Exercise directions: Where does the string "orientation" appear? Copy every line of the entries below that holds it.

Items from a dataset
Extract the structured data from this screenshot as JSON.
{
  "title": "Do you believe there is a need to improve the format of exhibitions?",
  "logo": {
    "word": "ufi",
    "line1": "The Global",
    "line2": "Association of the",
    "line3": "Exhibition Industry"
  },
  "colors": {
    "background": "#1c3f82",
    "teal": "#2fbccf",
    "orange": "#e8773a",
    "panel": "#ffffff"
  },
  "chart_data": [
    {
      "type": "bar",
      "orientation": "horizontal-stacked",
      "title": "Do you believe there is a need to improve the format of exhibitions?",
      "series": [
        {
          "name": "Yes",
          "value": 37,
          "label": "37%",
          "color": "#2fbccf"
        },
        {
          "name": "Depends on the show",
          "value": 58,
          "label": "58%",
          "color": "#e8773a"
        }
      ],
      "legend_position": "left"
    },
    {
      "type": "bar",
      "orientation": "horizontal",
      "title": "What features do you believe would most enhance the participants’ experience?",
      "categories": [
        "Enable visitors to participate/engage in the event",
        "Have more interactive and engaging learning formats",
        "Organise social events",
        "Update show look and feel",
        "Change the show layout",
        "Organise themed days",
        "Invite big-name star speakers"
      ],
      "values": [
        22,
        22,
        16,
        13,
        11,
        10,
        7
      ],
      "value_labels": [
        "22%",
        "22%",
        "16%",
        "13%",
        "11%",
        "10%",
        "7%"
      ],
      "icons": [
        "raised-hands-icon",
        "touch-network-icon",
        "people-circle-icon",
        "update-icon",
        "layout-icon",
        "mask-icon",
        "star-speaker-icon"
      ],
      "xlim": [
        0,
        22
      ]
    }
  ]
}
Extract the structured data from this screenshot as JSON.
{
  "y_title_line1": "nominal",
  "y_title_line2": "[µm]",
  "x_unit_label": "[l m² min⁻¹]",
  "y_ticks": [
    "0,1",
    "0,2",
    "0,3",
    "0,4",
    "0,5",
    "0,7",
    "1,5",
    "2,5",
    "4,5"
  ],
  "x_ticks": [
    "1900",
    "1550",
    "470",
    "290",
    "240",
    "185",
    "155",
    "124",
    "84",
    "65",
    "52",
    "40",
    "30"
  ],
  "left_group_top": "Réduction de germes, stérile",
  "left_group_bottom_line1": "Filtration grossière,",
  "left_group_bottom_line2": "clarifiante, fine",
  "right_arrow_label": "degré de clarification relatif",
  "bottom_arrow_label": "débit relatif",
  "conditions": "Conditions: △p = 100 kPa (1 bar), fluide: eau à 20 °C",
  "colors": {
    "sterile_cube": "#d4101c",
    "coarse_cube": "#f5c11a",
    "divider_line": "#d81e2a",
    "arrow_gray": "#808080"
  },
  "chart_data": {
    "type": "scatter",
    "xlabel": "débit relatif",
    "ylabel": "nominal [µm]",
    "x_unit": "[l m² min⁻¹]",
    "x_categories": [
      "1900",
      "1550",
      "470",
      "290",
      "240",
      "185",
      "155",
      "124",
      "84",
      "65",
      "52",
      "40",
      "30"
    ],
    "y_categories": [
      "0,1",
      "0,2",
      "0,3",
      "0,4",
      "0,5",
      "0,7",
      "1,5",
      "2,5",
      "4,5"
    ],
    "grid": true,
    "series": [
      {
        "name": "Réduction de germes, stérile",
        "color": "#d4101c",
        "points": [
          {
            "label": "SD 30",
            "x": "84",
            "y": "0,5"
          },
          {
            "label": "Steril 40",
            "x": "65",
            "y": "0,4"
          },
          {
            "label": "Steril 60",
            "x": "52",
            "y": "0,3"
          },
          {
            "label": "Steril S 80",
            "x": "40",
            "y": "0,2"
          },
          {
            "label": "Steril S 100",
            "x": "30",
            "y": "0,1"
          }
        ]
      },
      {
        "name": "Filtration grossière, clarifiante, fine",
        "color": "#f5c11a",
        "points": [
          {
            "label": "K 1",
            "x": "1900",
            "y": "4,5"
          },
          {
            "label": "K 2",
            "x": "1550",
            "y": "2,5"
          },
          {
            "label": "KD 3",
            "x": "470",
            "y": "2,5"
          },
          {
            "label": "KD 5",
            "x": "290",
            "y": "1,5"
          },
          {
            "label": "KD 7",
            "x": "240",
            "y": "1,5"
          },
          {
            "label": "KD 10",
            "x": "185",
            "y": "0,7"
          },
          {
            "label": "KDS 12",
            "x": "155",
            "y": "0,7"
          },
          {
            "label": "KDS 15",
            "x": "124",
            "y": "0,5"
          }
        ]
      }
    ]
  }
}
* * *
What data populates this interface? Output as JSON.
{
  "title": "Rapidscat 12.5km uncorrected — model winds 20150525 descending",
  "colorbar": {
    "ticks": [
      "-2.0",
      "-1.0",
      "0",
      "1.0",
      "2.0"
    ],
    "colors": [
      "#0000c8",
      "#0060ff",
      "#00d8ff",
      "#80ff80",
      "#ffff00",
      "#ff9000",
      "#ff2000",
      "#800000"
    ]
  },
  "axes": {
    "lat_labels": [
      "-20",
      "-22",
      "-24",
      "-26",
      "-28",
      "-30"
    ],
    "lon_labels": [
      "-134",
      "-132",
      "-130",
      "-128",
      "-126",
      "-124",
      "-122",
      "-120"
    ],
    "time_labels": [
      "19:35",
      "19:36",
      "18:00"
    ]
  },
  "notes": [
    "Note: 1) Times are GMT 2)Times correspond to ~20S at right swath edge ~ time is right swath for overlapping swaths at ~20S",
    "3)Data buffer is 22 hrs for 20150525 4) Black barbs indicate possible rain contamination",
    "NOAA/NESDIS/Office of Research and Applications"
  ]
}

In response:
      "orientation": "horizontal-stacked",
      "orientation": "horizontal",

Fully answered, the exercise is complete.